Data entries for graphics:
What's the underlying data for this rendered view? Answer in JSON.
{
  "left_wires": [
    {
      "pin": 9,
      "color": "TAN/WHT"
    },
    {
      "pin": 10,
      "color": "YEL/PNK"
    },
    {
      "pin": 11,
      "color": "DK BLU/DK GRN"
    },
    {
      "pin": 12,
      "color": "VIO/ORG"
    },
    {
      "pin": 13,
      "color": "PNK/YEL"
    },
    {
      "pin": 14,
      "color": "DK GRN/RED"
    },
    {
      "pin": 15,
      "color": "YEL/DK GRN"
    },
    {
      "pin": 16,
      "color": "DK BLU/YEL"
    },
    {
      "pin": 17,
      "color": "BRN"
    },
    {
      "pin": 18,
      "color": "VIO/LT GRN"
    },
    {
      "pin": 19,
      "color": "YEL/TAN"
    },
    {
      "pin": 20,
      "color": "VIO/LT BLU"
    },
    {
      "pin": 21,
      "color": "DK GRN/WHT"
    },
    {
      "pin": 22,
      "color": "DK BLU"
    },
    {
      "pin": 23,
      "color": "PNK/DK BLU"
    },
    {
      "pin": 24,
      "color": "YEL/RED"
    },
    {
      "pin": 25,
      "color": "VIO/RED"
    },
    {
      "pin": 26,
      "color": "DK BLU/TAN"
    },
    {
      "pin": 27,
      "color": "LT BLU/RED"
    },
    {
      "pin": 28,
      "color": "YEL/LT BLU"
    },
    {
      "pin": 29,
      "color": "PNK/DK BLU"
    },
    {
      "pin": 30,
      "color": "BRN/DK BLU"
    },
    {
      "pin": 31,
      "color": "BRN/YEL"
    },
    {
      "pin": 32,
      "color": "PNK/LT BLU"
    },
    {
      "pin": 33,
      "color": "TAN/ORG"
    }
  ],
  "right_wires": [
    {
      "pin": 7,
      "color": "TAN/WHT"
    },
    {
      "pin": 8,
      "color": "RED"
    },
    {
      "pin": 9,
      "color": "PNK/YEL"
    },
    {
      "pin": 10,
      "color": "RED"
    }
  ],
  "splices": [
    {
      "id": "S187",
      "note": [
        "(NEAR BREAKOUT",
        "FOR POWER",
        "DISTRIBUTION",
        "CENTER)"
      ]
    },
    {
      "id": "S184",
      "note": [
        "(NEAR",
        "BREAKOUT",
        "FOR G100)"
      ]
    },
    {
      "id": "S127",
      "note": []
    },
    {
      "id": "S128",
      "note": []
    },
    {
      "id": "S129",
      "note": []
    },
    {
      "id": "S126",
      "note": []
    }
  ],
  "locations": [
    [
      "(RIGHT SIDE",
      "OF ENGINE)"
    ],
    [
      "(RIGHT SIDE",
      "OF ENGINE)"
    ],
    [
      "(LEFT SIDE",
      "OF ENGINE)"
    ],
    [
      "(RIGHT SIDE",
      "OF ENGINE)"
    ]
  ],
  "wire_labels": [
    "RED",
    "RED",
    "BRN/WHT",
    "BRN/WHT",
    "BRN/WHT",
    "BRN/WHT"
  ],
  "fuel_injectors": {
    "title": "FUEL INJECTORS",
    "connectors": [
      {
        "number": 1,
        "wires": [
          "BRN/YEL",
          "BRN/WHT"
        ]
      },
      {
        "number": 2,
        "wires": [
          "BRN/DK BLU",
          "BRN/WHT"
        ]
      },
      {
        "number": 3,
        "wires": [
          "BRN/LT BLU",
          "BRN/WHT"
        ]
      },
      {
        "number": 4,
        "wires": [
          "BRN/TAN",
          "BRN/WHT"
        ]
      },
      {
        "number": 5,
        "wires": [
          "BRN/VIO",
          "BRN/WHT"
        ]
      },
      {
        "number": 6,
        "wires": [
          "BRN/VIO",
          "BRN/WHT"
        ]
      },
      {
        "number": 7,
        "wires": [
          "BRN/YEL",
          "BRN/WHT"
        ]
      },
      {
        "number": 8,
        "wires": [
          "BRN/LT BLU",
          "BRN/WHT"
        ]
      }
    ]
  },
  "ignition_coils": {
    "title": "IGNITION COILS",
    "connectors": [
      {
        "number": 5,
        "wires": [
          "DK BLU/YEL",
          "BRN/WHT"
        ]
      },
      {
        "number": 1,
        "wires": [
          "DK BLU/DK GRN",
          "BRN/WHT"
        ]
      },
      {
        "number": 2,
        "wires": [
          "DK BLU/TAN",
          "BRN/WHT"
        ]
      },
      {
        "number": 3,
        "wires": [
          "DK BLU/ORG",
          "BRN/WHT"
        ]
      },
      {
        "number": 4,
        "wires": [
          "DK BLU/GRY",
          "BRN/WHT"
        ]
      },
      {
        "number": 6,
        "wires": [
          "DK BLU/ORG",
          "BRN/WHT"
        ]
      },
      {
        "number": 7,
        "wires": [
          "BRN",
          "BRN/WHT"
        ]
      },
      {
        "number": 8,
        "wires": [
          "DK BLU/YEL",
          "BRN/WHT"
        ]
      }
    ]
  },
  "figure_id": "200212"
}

## REQUIREMENT
Extract every record and return it verbatim.

## RESPONSE TO THE TASK
What's the underlying data for this rendered view? Answer in JSON.
{
  "left_wires": [
    {
      "pin": 9,
      "color": "TAN/WHT"
    },
    {
      "pin": 10,
      "color": "YEL/PNK"
    },
    {
      "pin": 11,
      "color": "DK BLU/DK GRN"
    },
    {
      "pin": 12,
      "color": "VIO/ORG"
    },
    {
      "pin": 13,
      "color": "PNK/YEL"
    },
    {
      "pin": 14,
      "color": "DK GRN/RED"
    },
    {
      "pin": 15,
      "color": "YEL/DK GRN"
    },
    {
      "pin": 16,
      "color": "DK BLU/YEL"
    },
    {
      "pin": 17,
      "color": "BRN"
    },
    {
      "pin": 18,
      "color": "VIO/LT GRN"
    },
    {
      "pin": 19,
      "color": "YEL/TAN"
    },
    {
      "pin": 20,
      "color": "VIO/LT BLU"
    },
    {
      "pin": 21,
      "color": "DK GRN/WHT"
    },
    {
      "pin": 22,
      "color": "DK BLU"
    },
    {
      "pin": 23,
      "color": "PNK/DK BLU"
    },
    {
      "pin": 24,
      "color": "YEL/RED"
    },
    {
      "pin": 25,
      "color": "VIO/RED"
    },
    {
      "pin": 26,
      "color": "DK BLU/TAN"
    },
    {
      "pin": 27,
      "color": "LT BLU/RED"
    },
    {
      "pin": 28,
      "color": "YEL/LT BLU"
    },
    {
      "pin": 29,
      "color": "PNK/DK BLU"
    },
    {
      "pin": 30,
      "color": "BRN/DK BLU"
    },
    {
      "pin": 31,
      "color": "BRN/YEL"
    },
    {
      "pin": 32,
      "color": "PNK/LT BLU"
    },
    {
      "pin": 33,
      "color": "TAN/ORG"
    }
  ],
  "right_wires": [
    {
      "pin": 7,
      "color": "TAN/WHT"
    },
    {
      "pin": 8,
      "color": "RED"
    },
    {
      "pin": 9,
      "color": "PNK/YEL"
    },
    {
      "pin": 10,
      "color": "RED"
    }
  ],
  "splices": [
    {
      "id": "S187",
      "note": [
        "(NEAR BREAKOUT",
        "FOR POWER",
        "DISTRIBUTION",
        "CENTER)"
      ]
    },
    {
      "id": "S184",
      "note": [
        "(NEAR",
        "BREAKOUT",
        "FOR G100)"
      ]
    },
    {
      "id": "S127",
      "note": []
    },
    {
      "id": "S128",
      "note": []
    },
    {
      "id": "S129",
      "note": []
    },
    {
      "id": "S126",
      "note": []
    }
  ],
  "locations": [
    [
      "(RIGHT SIDE",
      "OF ENGINE)"
    ],
    [
      "(RIGHT SIDE",
      "OF ENGINE)"
    ],
    [
      "(LEFT SIDE",
      "OF ENGINE)"
    ],
    [
      "(RIGHT SIDE",
      "OF ENGINE)"
    ]
  ],
  "wire_labels": [
    "RED",
    "RED",
    "BRN/WHT",
    "BRN/WHT",
    "BRN/WHT",
    "BRN/WHT"
  ],
  "fuel_injectors": {
    "title": "FUEL INJECTORS",
    "connectors": [
      {
        "number": 1,
        "wires": [
          "BRN/YEL",
          "BRN/WHT"
        ]
      },
      {
        "number": 2,
        "wires": [
          "BRN/DK BLU",
          "BRN/WHT"
        ]
      },
      {
        "number": 3,
        "wires": [
          "BRN/LT BLU",
          "BRN/WHT"
        ]
      },
      {
        "number": 4,
        "wires": [
          "BRN/TAN",
          "BRN/WHT"
        ]
      },
      {
        "number": 5,
        "wires": [
          "BRN/VIO",
          "BRN/WHT"
        ]
      },
      {
        "number": 6,
        "wires": [
          "BRN/VIO",
          "BRN/WHT"
        ]
      },
      {
        "number": 7,
        "wires": [
          "BRN/YEL",
          "BRN/WHT"
        ]
      },
      {
        "number": 8,
        "wires": [
          "BRN/LT BLU",
          "BRN/WHT"
        ]
      }
    ]
  },
  "ignition_coils": {
    "title": "IGNITION COILS",
    "connectors": [
      {
        "number": 5,
        "wires": [
          "DK BLU/YEL",
          "BRN/WHT"
        ]
      },
      {
        "number": 1,
        "wires": [
          "DK BLU/DK GRN",
          "BRN/WHT"
        ]
      },
      {
        "number": 2,
        "wires": [
          "DK BLU/TAN",
          "BRN/WHT"
        ]
      },
      {
        "number": 3,
        "wires": [
          "DK BLU/ORG",
          "BRN/WHT"
        ]
      },
      {
        "number": 4,
        "wires": [
          "DK BLU/GRY",
          "BRN/WHT"
        ]
      },
      {
        "number": 6,
        "wires": [
          "DK BLU/ORG",
          "BRN/WHT"
        ]
      },
      {
        "number": 7,
        "wires": [
          "BRN",
          "BRN/WHT"
        ]
      },
      {
        "number": 8,
        "wires": [
          "DK BLU/YEL",
          "BRN/WHT"
        ]
      }
    ]
  },
  "figure_id": "200212"
}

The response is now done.